# Instructions for the task:
Examine the entries and show every line in which the word "Jaunā" is found.

########

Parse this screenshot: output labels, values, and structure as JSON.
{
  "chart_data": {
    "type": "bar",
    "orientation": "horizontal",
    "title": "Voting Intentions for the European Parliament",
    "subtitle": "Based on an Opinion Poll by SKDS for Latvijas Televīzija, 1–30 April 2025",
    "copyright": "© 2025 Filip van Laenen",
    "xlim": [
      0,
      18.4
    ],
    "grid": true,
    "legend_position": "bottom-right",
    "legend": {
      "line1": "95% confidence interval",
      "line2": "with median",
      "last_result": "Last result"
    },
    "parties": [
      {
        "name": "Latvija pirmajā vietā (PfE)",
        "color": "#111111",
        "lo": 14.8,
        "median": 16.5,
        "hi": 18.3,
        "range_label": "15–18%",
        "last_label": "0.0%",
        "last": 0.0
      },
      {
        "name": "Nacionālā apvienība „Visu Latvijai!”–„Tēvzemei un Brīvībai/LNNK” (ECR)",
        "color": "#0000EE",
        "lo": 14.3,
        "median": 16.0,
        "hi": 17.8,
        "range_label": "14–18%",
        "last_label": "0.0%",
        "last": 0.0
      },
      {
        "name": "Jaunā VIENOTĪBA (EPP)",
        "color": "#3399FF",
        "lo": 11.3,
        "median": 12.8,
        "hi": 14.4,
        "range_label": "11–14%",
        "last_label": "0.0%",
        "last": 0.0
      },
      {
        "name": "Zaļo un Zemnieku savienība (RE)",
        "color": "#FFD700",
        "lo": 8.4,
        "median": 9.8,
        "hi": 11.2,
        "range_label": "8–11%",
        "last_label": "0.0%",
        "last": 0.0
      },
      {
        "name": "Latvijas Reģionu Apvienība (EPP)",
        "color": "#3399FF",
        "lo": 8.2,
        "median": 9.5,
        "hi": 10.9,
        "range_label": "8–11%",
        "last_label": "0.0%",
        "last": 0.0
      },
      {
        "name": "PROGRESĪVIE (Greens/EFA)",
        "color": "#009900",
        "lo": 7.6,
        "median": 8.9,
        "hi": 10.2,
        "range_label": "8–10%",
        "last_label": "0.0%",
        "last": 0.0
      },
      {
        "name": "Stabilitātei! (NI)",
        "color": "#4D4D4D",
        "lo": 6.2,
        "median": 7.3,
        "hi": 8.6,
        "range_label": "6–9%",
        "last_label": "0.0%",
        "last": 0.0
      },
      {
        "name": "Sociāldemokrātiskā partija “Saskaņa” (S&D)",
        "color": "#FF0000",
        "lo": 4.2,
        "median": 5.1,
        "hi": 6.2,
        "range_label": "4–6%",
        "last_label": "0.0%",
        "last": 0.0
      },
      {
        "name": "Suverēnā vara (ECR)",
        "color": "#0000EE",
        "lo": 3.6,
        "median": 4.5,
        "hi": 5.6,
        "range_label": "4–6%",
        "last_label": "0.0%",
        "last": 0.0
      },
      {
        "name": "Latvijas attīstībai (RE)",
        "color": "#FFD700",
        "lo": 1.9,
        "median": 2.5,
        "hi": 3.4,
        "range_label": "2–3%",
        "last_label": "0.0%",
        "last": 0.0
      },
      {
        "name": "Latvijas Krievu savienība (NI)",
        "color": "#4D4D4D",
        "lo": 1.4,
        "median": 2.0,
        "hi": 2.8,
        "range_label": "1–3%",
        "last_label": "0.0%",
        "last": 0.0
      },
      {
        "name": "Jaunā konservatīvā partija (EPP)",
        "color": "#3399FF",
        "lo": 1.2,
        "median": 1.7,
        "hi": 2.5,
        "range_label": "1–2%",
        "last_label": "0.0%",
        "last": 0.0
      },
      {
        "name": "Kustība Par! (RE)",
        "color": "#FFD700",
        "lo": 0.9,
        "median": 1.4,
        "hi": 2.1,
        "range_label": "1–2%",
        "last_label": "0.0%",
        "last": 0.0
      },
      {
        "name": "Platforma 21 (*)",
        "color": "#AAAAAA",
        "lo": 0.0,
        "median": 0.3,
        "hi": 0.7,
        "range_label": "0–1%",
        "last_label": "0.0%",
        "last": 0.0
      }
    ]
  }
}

########

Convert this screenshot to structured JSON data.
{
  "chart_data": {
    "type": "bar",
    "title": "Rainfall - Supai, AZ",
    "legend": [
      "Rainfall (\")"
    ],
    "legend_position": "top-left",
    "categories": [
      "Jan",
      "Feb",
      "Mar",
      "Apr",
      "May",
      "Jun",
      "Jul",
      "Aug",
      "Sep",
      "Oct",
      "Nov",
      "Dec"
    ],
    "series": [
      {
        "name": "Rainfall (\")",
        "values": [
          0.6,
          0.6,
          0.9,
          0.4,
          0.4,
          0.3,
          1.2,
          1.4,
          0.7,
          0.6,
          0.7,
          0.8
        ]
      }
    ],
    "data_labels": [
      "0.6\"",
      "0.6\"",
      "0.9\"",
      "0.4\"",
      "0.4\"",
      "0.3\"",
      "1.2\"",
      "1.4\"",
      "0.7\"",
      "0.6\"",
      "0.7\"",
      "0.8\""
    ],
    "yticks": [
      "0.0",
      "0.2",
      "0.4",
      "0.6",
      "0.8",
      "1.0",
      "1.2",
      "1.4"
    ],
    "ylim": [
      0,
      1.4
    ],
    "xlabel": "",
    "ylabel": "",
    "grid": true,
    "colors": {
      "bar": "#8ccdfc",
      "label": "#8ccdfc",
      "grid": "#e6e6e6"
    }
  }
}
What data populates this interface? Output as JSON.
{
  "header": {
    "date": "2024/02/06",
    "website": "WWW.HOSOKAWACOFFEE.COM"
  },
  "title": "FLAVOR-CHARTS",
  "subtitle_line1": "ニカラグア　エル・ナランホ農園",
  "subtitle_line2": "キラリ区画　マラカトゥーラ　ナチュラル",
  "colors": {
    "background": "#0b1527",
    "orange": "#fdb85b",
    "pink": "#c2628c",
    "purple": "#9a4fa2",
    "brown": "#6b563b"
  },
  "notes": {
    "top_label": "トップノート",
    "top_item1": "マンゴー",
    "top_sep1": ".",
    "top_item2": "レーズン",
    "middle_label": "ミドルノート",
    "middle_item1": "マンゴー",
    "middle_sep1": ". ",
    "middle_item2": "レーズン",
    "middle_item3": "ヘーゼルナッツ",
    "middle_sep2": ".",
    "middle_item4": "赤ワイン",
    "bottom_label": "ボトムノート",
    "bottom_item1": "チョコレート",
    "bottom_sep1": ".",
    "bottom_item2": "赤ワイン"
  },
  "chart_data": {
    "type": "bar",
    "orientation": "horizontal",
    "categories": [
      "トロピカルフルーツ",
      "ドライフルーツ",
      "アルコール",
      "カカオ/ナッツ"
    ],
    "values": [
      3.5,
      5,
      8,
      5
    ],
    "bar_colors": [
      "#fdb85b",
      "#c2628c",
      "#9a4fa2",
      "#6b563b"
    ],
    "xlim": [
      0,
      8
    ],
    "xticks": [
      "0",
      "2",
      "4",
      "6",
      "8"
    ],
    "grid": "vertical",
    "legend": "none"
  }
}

########

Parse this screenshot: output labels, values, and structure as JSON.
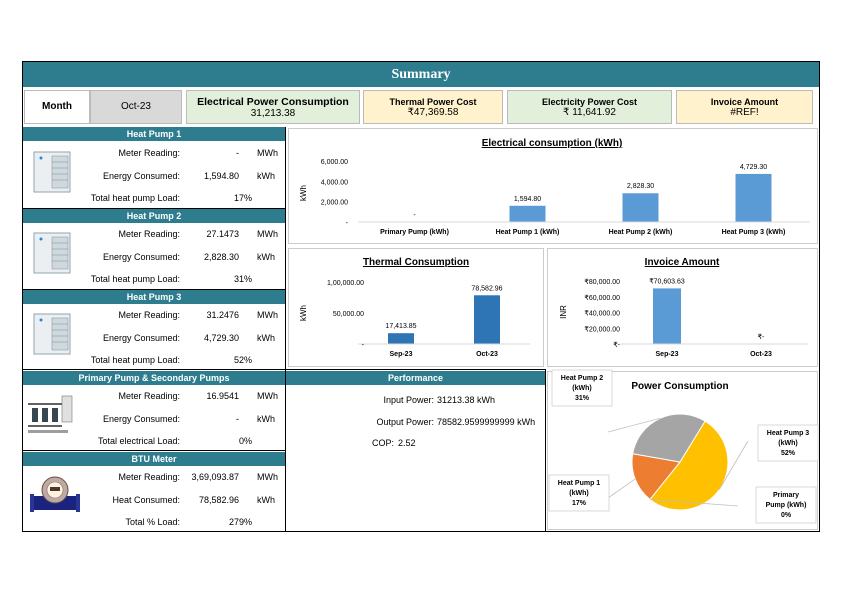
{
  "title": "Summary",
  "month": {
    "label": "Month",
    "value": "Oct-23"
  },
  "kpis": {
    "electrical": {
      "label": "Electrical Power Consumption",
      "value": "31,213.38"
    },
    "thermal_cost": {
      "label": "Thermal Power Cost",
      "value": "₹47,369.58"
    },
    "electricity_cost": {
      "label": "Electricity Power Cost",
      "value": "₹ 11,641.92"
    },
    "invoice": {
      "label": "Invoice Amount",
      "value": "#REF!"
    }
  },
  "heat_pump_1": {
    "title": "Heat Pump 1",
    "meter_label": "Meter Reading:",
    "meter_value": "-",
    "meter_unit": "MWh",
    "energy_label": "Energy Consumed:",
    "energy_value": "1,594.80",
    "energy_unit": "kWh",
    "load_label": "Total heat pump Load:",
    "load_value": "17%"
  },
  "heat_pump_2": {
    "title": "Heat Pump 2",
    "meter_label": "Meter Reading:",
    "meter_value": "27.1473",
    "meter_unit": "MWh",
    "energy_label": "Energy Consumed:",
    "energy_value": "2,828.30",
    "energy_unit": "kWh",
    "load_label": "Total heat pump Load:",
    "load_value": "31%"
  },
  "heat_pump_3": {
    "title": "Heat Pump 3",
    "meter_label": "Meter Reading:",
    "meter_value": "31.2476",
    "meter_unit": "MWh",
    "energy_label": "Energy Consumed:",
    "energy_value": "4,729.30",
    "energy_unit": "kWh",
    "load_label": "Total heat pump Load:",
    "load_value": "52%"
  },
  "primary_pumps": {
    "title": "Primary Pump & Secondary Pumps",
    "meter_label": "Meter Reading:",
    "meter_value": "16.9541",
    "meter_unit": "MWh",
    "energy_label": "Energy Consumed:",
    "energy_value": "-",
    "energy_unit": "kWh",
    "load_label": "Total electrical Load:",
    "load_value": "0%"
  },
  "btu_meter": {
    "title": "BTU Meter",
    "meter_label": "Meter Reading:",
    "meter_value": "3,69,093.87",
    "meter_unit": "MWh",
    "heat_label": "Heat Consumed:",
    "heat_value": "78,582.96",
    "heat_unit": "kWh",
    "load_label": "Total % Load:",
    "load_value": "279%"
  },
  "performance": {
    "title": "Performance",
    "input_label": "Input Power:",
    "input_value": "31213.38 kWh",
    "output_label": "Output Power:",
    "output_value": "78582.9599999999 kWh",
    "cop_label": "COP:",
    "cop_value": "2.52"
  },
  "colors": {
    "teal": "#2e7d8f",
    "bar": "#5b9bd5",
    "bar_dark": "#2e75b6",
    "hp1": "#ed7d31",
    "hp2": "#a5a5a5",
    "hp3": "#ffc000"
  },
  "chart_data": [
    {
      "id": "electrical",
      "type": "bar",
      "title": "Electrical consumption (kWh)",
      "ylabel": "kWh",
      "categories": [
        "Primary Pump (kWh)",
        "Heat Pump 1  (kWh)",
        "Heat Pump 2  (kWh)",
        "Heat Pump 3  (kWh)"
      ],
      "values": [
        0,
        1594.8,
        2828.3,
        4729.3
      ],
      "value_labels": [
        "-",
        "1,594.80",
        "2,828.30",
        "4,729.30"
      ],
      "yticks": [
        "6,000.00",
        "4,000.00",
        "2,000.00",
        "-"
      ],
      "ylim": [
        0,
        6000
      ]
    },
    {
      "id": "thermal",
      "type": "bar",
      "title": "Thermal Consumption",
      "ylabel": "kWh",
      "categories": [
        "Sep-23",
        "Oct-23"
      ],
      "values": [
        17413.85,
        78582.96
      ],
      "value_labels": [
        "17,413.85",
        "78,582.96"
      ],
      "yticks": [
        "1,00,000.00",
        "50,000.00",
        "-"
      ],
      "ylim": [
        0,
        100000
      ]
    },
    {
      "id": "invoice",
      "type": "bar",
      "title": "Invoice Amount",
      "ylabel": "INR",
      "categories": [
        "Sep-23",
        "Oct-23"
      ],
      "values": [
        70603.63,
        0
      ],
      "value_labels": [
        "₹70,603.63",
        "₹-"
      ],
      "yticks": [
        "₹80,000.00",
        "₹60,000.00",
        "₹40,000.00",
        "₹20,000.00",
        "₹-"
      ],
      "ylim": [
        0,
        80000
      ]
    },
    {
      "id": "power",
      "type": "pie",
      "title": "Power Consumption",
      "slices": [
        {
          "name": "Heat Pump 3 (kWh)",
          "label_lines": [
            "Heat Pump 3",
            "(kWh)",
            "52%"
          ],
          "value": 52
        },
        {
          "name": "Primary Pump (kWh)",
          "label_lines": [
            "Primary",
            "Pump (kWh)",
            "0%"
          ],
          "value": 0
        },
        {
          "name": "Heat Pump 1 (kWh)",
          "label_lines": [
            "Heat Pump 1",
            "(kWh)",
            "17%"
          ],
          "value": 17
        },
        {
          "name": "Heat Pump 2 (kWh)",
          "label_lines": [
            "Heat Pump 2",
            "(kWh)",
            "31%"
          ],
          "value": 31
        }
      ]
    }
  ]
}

########

# Answer to this problem:
        "name": "Jaunā VIENOTĪBA (EPP)",
        "name": "Jaunā konservatīvā partija (EPP)",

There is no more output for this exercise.